Stored data entries:
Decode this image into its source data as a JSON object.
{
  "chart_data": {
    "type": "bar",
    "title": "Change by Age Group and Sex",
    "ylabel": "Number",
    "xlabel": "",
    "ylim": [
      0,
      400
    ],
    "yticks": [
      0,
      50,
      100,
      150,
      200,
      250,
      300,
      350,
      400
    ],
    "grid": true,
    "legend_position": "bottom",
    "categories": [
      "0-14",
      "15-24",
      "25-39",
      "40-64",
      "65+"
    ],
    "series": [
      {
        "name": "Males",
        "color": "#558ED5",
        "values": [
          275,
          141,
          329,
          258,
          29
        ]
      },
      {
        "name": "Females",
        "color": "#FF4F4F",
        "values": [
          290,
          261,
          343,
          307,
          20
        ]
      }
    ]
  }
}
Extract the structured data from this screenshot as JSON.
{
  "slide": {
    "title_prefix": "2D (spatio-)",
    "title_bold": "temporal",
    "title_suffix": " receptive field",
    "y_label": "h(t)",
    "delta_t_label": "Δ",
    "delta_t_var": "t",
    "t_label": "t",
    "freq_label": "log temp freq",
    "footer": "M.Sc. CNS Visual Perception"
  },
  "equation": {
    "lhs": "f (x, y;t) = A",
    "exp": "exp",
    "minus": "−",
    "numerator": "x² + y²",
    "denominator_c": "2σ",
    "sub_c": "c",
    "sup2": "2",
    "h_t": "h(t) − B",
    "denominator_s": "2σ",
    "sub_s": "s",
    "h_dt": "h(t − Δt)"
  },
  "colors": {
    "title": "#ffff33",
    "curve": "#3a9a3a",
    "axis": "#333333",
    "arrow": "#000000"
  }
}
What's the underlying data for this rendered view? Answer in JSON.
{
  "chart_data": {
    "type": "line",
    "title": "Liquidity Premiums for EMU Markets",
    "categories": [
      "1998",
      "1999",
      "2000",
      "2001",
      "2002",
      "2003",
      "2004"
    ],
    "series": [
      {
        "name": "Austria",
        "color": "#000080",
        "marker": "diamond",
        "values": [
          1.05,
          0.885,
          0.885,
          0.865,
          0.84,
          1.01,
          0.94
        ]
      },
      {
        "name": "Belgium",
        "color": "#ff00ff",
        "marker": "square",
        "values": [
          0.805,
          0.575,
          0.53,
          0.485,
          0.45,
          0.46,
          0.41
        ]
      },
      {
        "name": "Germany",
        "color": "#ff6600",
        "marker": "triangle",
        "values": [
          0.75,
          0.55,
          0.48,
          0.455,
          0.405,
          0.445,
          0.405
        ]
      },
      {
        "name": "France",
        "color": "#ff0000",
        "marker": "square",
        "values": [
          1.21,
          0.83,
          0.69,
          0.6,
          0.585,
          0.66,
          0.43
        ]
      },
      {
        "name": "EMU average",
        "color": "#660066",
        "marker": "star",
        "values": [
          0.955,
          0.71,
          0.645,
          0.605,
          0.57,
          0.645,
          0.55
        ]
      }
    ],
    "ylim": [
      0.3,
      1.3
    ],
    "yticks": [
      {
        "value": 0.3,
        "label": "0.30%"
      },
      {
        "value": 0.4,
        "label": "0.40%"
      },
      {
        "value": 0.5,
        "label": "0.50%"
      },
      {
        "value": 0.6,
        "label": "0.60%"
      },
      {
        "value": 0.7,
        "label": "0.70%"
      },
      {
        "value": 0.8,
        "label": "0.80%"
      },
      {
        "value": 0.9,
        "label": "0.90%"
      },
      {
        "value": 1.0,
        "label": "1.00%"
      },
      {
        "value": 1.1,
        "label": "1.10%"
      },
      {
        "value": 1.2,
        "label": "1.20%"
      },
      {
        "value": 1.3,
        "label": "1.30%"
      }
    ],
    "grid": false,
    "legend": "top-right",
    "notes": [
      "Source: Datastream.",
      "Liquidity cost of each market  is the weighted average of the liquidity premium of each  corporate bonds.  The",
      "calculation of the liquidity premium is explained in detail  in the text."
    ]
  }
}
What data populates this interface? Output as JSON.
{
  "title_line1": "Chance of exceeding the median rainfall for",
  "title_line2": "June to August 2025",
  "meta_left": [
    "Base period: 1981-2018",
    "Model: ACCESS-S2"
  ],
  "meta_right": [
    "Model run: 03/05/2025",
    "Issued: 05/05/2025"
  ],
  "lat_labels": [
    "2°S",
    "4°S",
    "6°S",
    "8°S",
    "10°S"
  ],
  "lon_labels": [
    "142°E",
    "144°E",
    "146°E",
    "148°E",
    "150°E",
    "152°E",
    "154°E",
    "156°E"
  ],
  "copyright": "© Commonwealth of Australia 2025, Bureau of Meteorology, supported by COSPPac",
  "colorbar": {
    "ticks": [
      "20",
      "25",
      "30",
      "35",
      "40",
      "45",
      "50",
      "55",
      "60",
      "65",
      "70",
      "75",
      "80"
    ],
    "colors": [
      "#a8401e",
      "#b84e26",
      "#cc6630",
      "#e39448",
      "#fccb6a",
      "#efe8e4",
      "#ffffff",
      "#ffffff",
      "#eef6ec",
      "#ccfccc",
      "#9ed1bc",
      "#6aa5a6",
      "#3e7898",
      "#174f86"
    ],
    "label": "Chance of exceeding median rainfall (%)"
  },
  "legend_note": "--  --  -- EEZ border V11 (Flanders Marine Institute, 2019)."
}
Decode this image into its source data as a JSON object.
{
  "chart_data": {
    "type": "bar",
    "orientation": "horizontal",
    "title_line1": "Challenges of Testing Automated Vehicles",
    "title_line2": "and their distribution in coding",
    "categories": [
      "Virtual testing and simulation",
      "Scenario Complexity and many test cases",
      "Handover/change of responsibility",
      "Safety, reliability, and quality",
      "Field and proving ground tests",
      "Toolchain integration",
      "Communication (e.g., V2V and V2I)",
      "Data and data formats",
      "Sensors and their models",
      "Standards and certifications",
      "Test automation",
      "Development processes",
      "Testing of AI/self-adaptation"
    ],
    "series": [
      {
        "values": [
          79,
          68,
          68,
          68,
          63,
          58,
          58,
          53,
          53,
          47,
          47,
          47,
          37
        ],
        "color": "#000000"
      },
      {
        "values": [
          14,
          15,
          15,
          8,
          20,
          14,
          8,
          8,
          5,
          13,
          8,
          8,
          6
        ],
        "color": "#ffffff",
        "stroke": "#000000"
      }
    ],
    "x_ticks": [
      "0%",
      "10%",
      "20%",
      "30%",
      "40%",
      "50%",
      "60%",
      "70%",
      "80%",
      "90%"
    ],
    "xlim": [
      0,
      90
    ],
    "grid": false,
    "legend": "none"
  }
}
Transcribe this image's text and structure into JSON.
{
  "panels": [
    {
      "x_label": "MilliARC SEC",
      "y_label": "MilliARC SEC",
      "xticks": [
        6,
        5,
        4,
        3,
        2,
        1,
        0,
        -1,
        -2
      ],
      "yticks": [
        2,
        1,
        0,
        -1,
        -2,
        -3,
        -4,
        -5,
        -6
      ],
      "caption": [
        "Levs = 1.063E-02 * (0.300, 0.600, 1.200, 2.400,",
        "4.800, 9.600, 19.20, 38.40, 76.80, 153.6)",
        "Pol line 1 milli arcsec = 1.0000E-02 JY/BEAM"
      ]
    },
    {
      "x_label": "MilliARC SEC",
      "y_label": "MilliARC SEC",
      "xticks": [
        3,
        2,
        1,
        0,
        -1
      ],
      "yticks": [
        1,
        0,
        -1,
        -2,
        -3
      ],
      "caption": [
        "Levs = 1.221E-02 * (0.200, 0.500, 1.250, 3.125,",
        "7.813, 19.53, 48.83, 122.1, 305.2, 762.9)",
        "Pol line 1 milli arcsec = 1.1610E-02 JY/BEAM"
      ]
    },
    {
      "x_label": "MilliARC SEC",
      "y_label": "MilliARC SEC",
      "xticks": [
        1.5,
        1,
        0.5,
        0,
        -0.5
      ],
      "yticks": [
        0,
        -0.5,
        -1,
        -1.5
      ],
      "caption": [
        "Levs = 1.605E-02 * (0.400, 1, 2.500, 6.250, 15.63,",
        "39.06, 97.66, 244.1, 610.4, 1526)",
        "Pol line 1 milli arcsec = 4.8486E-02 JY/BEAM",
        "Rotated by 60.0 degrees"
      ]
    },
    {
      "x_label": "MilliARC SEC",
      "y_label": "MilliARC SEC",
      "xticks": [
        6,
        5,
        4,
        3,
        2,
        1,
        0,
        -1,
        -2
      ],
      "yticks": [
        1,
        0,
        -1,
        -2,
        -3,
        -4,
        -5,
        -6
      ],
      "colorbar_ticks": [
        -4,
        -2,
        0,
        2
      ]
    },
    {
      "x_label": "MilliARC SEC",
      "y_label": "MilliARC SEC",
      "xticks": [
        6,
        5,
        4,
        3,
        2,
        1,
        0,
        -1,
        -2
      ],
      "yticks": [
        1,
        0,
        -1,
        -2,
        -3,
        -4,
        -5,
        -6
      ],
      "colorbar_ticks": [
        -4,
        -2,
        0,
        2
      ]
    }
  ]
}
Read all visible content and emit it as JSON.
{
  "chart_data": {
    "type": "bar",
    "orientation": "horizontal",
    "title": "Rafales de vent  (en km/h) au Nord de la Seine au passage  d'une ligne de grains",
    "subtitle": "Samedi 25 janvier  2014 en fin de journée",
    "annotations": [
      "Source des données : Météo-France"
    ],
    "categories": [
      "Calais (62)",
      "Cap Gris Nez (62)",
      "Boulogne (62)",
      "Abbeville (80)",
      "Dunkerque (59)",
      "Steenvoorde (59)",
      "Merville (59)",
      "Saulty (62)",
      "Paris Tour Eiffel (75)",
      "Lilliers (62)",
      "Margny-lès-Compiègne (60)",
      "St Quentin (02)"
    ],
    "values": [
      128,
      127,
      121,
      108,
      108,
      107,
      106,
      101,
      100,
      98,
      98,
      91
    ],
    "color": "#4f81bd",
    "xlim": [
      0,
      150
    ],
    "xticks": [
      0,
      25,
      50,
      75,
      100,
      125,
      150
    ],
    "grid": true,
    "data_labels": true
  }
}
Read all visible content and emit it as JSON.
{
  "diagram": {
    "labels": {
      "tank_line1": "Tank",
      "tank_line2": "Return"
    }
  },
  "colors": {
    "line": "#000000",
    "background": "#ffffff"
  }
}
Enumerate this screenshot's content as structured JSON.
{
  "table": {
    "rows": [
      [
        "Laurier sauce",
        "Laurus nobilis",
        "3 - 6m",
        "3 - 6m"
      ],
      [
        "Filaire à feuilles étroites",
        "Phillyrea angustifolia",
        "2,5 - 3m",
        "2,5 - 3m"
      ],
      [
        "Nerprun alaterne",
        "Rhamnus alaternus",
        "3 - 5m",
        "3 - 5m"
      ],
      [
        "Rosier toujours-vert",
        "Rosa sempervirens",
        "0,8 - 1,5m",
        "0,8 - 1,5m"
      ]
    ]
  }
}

**WRITTEN PROBLEM**
Point out every line holding the string "screenshot" and copy it.

**FINISHED TASK**
Extract the structured data from this screenshot as JSON.
Enumerate this screenshot's content as structured JSON.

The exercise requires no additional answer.